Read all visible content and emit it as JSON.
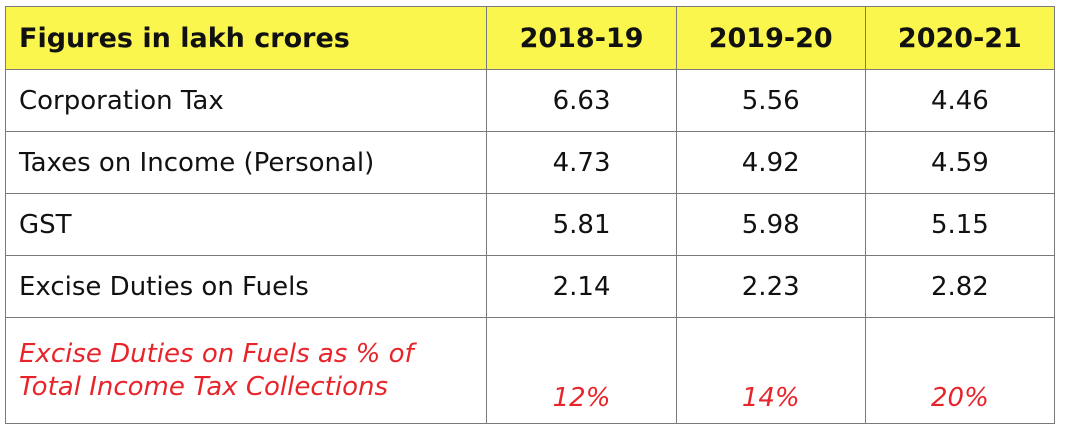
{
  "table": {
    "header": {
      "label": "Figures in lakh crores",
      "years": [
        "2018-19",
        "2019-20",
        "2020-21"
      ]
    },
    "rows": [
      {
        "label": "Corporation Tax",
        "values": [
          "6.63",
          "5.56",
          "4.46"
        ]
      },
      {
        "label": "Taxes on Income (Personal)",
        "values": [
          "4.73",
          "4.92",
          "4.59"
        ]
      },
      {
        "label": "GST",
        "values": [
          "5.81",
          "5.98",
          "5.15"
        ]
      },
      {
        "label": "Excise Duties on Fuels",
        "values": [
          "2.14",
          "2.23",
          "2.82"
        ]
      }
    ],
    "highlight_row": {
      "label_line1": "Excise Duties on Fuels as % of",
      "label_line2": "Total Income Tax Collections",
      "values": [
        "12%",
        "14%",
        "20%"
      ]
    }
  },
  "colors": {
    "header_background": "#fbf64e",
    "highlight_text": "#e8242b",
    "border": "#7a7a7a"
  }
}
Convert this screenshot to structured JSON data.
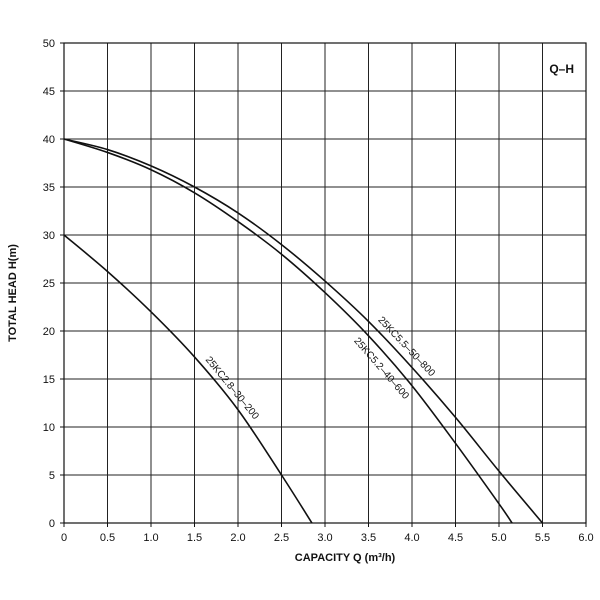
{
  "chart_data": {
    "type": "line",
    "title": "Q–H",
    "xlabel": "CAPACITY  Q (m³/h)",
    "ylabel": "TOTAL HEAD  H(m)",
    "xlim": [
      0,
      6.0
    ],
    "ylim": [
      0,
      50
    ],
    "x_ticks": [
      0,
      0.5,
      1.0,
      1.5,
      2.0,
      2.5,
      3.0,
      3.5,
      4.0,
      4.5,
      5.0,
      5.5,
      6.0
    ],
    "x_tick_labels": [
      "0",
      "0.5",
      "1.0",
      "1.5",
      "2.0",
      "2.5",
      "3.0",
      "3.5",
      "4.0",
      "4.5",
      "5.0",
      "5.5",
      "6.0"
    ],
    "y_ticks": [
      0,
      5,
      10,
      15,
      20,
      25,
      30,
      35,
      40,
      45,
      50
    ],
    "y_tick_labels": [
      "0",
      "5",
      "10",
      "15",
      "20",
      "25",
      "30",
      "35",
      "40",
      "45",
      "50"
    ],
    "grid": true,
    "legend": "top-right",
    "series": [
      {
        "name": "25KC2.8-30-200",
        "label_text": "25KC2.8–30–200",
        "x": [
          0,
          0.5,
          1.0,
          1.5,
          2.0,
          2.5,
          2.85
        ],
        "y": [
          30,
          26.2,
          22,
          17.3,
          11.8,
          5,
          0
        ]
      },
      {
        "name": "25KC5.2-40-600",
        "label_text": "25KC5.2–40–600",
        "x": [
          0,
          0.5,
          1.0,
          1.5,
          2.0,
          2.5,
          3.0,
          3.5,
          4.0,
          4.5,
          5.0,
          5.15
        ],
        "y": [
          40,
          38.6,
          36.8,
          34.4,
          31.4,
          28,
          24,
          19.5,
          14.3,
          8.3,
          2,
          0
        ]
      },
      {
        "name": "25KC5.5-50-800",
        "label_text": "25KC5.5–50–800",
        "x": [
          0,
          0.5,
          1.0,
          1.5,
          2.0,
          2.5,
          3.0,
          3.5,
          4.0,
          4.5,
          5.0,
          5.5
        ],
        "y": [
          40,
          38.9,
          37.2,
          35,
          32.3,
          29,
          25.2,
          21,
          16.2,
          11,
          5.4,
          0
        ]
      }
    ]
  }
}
...
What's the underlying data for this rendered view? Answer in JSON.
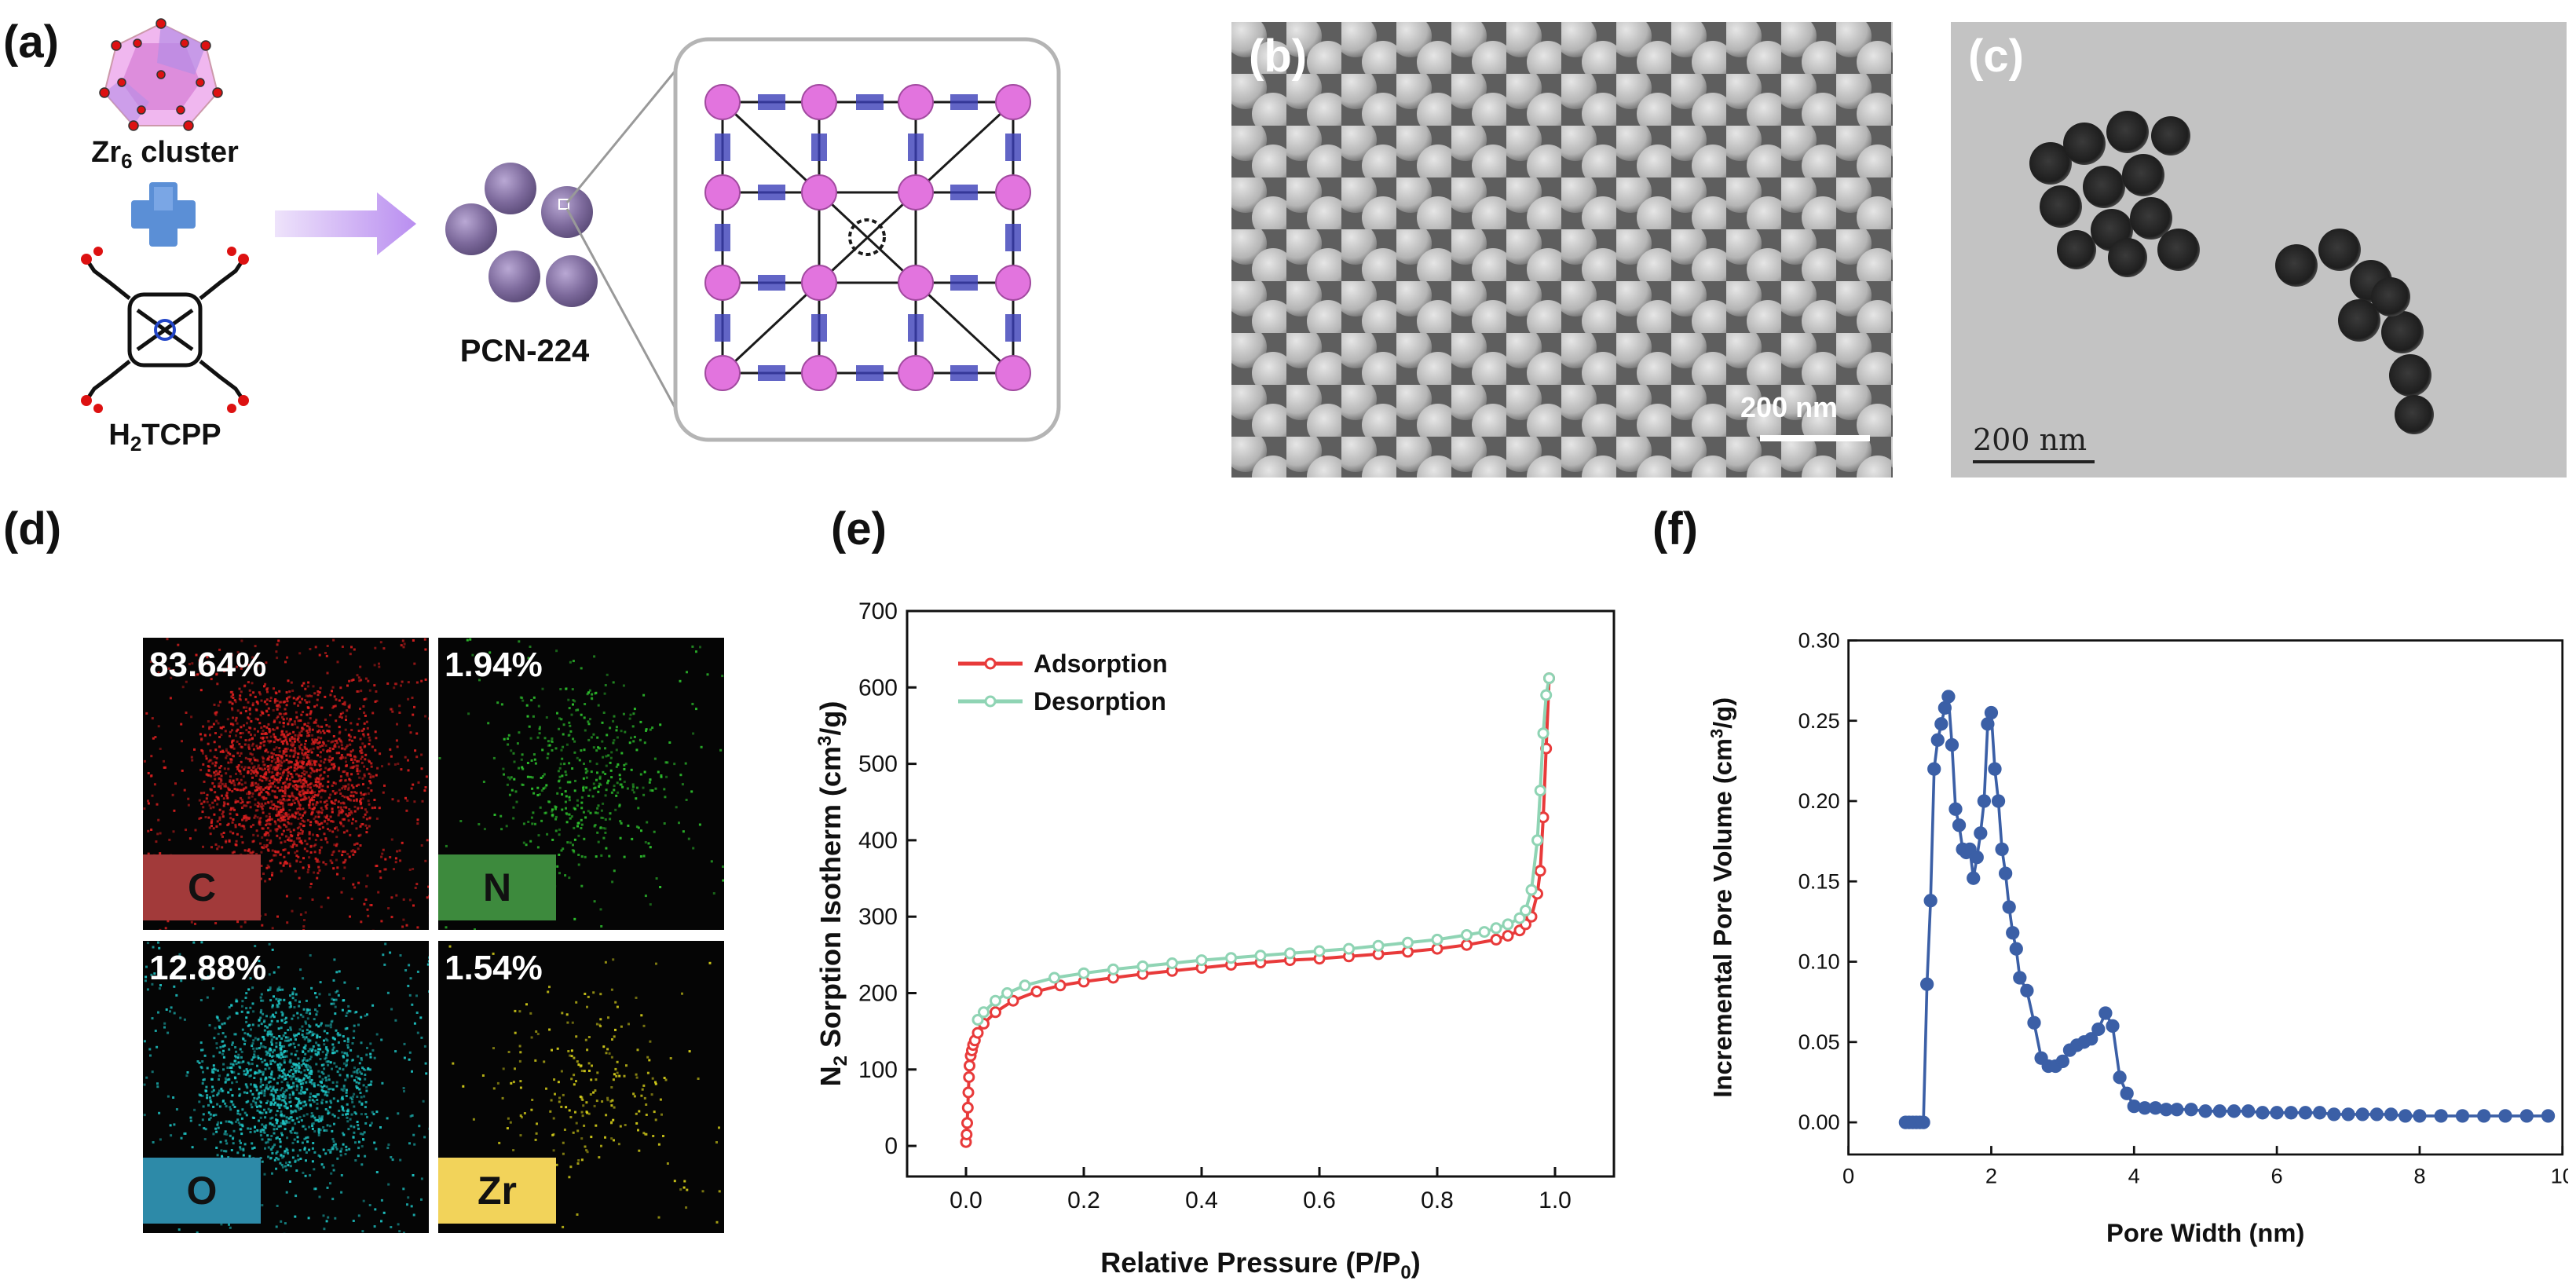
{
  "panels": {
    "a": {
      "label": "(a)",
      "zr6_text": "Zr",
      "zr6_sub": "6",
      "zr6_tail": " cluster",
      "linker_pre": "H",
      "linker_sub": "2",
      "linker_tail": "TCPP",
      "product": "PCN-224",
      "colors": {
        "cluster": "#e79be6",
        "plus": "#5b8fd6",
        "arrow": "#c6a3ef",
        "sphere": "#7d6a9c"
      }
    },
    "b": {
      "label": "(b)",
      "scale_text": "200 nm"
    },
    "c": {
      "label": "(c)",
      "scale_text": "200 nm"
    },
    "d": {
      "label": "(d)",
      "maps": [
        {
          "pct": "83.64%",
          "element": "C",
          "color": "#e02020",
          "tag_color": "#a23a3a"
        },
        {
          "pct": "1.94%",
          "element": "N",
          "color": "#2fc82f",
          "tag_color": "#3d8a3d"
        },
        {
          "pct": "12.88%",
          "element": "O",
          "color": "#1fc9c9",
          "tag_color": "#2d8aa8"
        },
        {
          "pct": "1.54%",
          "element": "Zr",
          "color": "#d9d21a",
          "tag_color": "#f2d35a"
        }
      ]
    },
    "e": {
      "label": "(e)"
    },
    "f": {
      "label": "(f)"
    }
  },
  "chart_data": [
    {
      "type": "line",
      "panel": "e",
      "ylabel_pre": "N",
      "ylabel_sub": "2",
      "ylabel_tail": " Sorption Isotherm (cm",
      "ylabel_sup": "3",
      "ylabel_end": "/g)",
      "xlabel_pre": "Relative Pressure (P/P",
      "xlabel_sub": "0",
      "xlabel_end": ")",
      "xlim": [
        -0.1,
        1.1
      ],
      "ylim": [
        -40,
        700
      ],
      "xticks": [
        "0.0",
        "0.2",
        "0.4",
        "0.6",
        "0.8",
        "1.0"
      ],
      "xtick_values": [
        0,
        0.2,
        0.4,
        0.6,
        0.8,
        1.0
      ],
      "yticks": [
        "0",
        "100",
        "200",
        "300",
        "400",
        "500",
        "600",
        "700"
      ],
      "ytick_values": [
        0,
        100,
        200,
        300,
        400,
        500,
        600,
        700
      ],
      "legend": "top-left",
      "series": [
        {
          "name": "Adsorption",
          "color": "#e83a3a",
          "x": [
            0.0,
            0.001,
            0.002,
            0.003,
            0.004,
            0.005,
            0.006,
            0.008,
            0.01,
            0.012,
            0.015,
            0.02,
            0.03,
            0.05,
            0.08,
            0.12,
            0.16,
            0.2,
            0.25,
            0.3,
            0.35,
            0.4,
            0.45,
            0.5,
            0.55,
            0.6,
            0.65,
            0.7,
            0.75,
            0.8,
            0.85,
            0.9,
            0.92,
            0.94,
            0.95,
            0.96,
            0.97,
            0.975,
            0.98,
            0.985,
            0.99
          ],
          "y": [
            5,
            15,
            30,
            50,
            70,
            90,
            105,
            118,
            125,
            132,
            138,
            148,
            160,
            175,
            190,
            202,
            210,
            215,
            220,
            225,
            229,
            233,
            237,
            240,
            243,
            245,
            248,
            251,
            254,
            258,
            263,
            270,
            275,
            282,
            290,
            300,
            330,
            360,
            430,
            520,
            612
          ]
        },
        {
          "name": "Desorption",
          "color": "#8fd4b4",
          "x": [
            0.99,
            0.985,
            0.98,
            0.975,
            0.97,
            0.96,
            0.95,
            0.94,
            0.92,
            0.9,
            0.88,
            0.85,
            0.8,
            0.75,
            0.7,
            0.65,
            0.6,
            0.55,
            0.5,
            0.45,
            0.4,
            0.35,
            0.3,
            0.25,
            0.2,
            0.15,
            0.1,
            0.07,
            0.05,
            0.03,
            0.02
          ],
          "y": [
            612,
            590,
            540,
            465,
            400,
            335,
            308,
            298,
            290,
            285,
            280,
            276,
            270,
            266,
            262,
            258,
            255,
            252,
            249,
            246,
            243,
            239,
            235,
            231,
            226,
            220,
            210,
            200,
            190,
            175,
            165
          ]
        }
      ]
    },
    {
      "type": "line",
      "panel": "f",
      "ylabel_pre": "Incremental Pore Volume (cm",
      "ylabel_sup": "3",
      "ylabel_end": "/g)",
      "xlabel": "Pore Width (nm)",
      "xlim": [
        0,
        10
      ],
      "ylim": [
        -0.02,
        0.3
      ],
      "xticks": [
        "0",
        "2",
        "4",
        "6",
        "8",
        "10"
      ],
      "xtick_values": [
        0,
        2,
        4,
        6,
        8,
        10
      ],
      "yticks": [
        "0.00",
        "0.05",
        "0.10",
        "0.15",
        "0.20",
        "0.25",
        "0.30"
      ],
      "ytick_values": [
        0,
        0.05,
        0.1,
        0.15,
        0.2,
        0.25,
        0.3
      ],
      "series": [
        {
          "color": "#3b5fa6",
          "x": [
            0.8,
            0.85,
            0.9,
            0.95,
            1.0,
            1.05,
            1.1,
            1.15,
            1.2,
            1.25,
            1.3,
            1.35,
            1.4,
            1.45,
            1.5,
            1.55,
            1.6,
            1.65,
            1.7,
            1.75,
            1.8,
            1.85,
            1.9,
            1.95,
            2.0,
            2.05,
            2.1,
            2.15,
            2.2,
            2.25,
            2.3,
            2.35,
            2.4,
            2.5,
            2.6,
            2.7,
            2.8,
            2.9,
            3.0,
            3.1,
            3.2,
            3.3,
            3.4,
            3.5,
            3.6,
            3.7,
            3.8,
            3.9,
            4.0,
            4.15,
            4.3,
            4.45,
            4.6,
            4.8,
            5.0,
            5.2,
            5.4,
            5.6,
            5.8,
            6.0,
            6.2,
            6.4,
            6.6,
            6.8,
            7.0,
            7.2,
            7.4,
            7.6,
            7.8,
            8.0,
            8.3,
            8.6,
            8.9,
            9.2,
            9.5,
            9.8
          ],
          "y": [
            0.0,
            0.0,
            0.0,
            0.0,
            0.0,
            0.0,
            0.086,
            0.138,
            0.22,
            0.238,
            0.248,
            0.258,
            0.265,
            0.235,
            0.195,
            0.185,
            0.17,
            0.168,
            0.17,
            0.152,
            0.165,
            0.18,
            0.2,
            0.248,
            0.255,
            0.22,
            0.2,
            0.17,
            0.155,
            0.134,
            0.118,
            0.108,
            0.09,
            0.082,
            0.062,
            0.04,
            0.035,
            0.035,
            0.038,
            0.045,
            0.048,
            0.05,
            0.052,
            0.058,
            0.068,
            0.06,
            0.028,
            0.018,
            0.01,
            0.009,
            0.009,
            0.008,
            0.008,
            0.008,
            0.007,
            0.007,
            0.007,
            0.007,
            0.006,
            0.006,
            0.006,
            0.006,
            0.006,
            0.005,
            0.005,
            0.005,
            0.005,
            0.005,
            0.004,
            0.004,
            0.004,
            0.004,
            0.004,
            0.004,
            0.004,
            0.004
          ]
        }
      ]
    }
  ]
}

What the exercise asks: Find the word "element" in the data and copy out each line where it turns up.

Response to this task:
          "element": "C",
          "element": "N",
          "element": "O",
          "element": "Zr",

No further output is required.